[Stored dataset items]

— start —

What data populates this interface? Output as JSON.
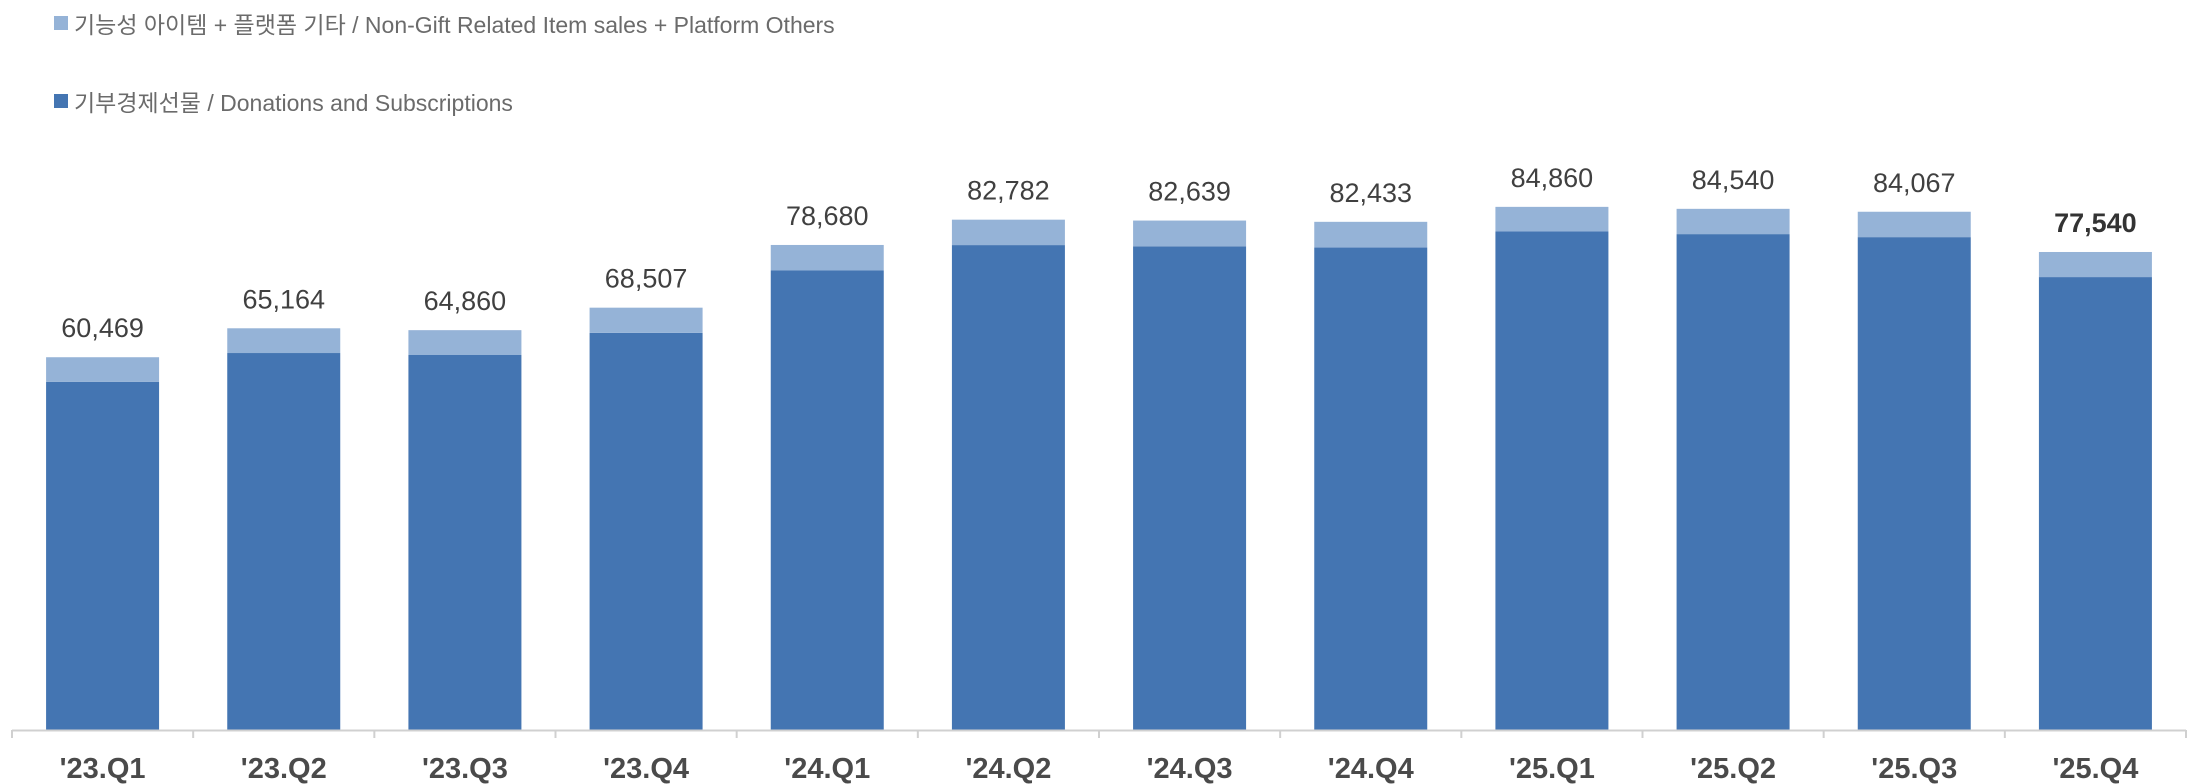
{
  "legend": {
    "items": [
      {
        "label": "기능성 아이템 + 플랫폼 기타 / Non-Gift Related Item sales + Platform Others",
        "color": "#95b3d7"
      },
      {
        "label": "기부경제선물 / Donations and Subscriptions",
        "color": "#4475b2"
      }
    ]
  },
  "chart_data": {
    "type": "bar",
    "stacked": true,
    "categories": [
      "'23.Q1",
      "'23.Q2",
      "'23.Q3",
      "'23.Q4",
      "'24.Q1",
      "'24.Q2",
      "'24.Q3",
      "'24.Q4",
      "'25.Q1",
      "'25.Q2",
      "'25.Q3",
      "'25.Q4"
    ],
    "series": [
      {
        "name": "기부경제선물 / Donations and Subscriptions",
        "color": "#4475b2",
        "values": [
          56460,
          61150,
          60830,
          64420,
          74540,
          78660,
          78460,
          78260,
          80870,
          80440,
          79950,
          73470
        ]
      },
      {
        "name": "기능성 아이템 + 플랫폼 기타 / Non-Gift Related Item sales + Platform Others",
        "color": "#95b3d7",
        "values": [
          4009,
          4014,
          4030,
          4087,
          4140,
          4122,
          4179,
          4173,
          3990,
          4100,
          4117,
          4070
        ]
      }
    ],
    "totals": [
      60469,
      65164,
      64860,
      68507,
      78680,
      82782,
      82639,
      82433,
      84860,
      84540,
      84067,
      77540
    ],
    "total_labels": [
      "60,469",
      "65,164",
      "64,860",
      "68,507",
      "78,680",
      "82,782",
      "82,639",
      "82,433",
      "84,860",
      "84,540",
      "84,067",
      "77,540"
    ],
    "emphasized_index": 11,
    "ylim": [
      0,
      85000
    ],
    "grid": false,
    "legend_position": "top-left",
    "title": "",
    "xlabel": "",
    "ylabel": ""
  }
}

— end —

* Your goal:
Check every line of the material for the string "sales" and give the number of lines that have it, without anything else.

* Correct response:
2